What the task asks: Rewrite the records from the line with "365, 219, 385]" to the line with "94, 430, 115]", both of those lines included, as a numbered list, skipping any blank lines.

Task data:
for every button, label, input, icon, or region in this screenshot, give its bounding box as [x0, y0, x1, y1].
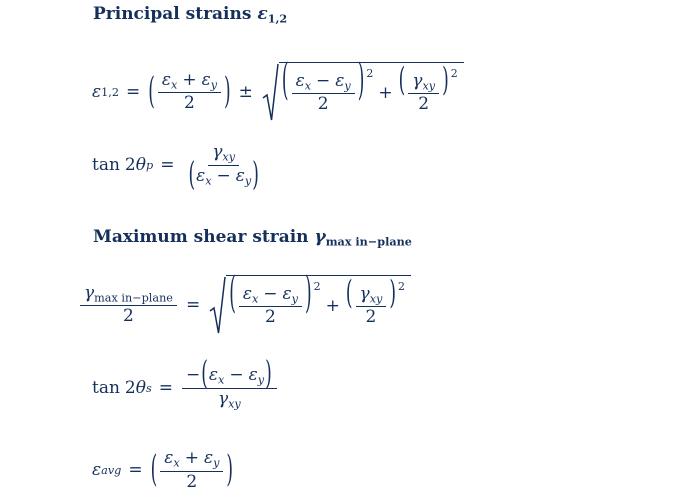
epsilon-symbol: ε	[208, 365, 219, 385]
exponent-two: 2	[313, 279, 321, 293]
subscript-max-in-plane: max in−plane	[94, 291, 173, 305]
subscript-y: y	[291, 292, 298, 306]
open-paren: (	[148, 70, 155, 114]
fraction-denominator: 2	[265, 307, 276, 328]
open-paren: (	[188, 156, 196, 195]
epsilon-subscript-12: 1,2	[101, 85, 119, 99]
radical-body	[279, 55, 464, 122]
open-paren: (	[281, 55, 289, 107]
plus-sign: +	[184, 448, 199, 468]
close-paren: )	[357, 55, 365, 107]
minus-sign: −	[229, 365, 244, 385]
equals-sign: =	[125, 82, 141, 102]
tan-label: tan	[92, 378, 120, 399]
equation-average-strain	[92, 448, 234, 493]
fraction-difference-over-two	[239, 284, 302, 329]
equals-sign: =	[185, 295, 201, 315]
squared-term-1	[281, 55, 374, 116]
close-paren: )	[389, 274, 397, 313]
close-paren: )	[442, 61, 449, 100]
fraction-numerator	[408, 71, 439, 95]
subscript-xy: xy	[222, 150, 236, 164]
two-label: 2	[124, 155, 136, 176]
plus-sign: +	[378, 83, 393, 103]
fraction-numerator	[160, 448, 223, 472]
subscript-x: x	[205, 174, 212, 188]
close-paren: )	[224, 70, 231, 114]
heading-max-shear-strain-text: Maximum shear strain	[93, 227, 309, 247]
exponent-two: 2	[450, 66, 458, 80]
plus-sign: +	[182, 69, 197, 90]
gamma-symbol: γ	[412, 70, 423, 91]
square-root	[262, 55, 464, 122]
fraction-denominator: 2	[418, 94, 430, 115]
heading-principal-strains-subscript: 1,2	[267, 11, 288, 26]
subscript-y: y	[344, 79, 351, 93]
subscript-y: y	[213, 456, 220, 470]
epsilon-symbol: ε	[92, 460, 102, 481]
epsilon-symbol: ε	[235, 165, 245, 186]
radical-body	[226, 268, 411, 335]
subscript-p: p	[146, 158, 154, 172]
open-paren: (	[398, 61, 406, 100]
open-paren: (	[345, 274, 353, 313]
subscript-y: y	[210, 78, 218, 92]
subscript-xy: xy	[422, 79, 436, 93]
minus-sign: −	[316, 70, 331, 91]
epsilon-symbol: ε	[164, 448, 174, 468]
fraction-denominator: 2	[365, 307, 377, 328]
theta-symbol: θ	[135, 378, 146, 399]
square-root	[209, 268, 411, 335]
epsilon-symbol: ε	[295, 70, 305, 91]
subscript-avg: avg	[101, 463, 122, 477]
squared-term-2	[345, 274, 406, 329]
close-paren: )	[265, 355, 272, 394]
plus-minus-sign: ±	[238, 82, 253, 102]
fraction-numerator	[208, 142, 239, 166]
two-label: 2	[124, 378, 136, 399]
close-paren: )	[226, 448, 234, 492]
equals-sign: =	[160, 155, 175, 176]
subscript-y: y	[244, 174, 252, 188]
fraction-denominator: 2	[186, 471, 198, 492]
fraction-gamma-over-two	[356, 284, 387, 329]
equation-max-shear-strain	[78, 268, 411, 335]
fraction-negdifference-over-gamma	[182, 355, 277, 411]
open-paren: (	[150, 448, 158, 492]
fraction-denominator	[214, 389, 245, 412]
fraction-sum-over-two	[160, 448, 223, 493]
epsilon-symbol: ε	[282, 283, 292, 304]
epsilon-symbol: ε	[335, 70, 345, 91]
squared-term-2	[398, 61, 458, 116]
gamma-symbol: γ	[217, 388, 229, 409]
epsilon-symbol: ε	[248, 365, 258, 385]
tan-label: tan	[92, 155, 120, 176]
open-paren: (	[201, 355, 208, 394]
radical-sign-icon	[209, 275, 226, 335]
fraction-numerator	[292, 71, 355, 95]
minus-sign: −	[263, 283, 278, 304]
minus-sign: −	[186, 365, 201, 385]
subscript-x: x	[170, 78, 178, 92]
epsilon-symbol: ε	[161, 69, 171, 90]
fraction-numerator	[158, 70, 221, 94]
close-paren: )	[252, 156, 259, 195]
exponent-two: 2	[398, 279, 406, 293]
subscript-x: x	[251, 292, 259, 306]
equals-sign: =	[128, 460, 143, 481]
fraction-gamma-over-two	[408, 71, 439, 116]
heading-max-shear-strain	[93, 227, 412, 249]
exponent-two: 2	[366, 66, 374, 80]
minus-sign: −	[216, 165, 231, 186]
fraction-difference-over-two	[292, 71, 355, 116]
subscript-x: x	[218, 373, 225, 387]
fraction-gamma-over-difference	[183, 142, 263, 195]
radical-sign-icon	[262, 62, 279, 122]
gamma-symbol: γ	[212, 142, 223, 162]
heading-max-shear-strain-symbol: γ	[314, 227, 326, 247]
fraction-numerator	[182, 355, 277, 394]
heading-principal-strains	[93, 4, 287, 26]
gamma-symbol: γ	[359, 283, 370, 304]
fraction-denominator: 2	[184, 93, 195, 114]
fraction-sum-over-two	[158, 70, 221, 115]
subscript-s: s	[146, 381, 152, 395]
subscript-xy: xy	[369, 292, 383, 306]
heading-principal-strains-text: Principal strains	[93, 4, 252, 24]
fraction-numerator	[80, 283, 177, 307]
equation-principal-strains	[92, 55, 464, 122]
squared-term-1	[228, 268, 321, 329]
fraction-numerator	[239, 284, 302, 308]
heading-principal-strains-symbol: ε	[257, 4, 268, 24]
equals-sign: =	[158, 378, 174, 399]
subscript-y: y	[257, 373, 265, 387]
fraction-numerator	[356, 284, 387, 308]
heading-max-shear-strain-subscript: max in−plane	[325, 234, 412, 249]
gamma-symbol: γ	[84, 282, 95, 303]
equation-tan-2-theta-p	[92, 142, 266, 195]
plus-sign: +	[325, 296, 340, 316]
subscript-x: x	[173, 456, 180, 470]
epsilon-symbol: ε	[242, 283, 252, 304]
fraction-denominator: 2	[123, 306, 134, 327]
fraction-denominator: 2	[317, 94, 329, 115]
open-paren: (	[229, 268, 236, 320]
theta-symbol: θ	[135, 155, 146, 176]
equation-tan-2-theta-s	[92, 355, 279, 411]
epsilon-symbol: ε	[201, 69, 211, 90]
epsilon-symbol: ε	[92, 82, 102, 102]
subscript-xy: xy	[228, 397, 241, 411]
fraction-gammamax-over-two	[80, 283, 177, 328]
close-paren: )	[305, 268, 312, 320]
epsilon-symbol: ε	[196, 165, 206, 186]
subscript-x: x	[304, 79, 312, 93]
epsilon-symbol: ε	[203, 448, 214, 468]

The output:
1. epsilon-symbol: ε	[208, 365, 219, 385]
2. exponent-two: 2	[313, 279, 321, 293]
3. subscript-max-in-plane: max in−plane	[94, 291, 173, 305]
4. subscript-y: y	[291, 292, 298, 306]
5. open-paren: (	[148, 70, 155, 114]
6. fraction-denominator: 2	[265, 307, 276, 328]
7. open-paren: (	[188, 156, 196, 195]
8. epsilon-subscript-12: 1,2	[101, 85, 119, 99]
9. radical-body	[279, 55, 464, 122]
10. open-paren: (	[281, 55, 289, 107]
11. plus-sign: +	[184, 448, 199, 468]
12. close-paren: )	[357, 55, 365, 107]
13. minus-sign: −	[229, 365, 244, 385]
14. equals-sign: =	[125, 82, 141, 102]
15. tan-label: tan	[92, 378, 120, 399]
16. equation-average-strain	[92, 448, 234, 493]
17. fraction-difference-over-two	[239, 284, 302, 329]
18. equals-sign: =	[185, 295, 201, 315]
19. squared-term-1	[281, 55, 374, 116]
20. close-paren: )	[389, 274, 397, 313]
21. close-paren: )	[442, 61, 449, 100]
22. fraction-numerator	[408, 71, 439, 95]
23. subscript-xy: xy	[222, 150, 236, 164]
24. two-label: 2	[124, 155, 136, 176]
25. plus-sign: +	[378, 83, 393, 103]
26. fraction-numerator	[160, 448, 223, 472]
27. subscript-x: x	[205, 174, 212, 188]
28. close-paren: )	[224, 70, 231, 114]
29. heading-max-shear-strain-text: Maximum shear strain	[93, 227, 309, 247]
30. exponent-two: 2	[450, 66, 458, 80]
31. plus-sign: +	[182, 69, 197, 90]
32. gamma-symbol: γ	[412, 70, 423, 91]
33. square-root	[262, 55, 464, 122]
34. fraction-denominator: 2	[418, 94, 430, 115]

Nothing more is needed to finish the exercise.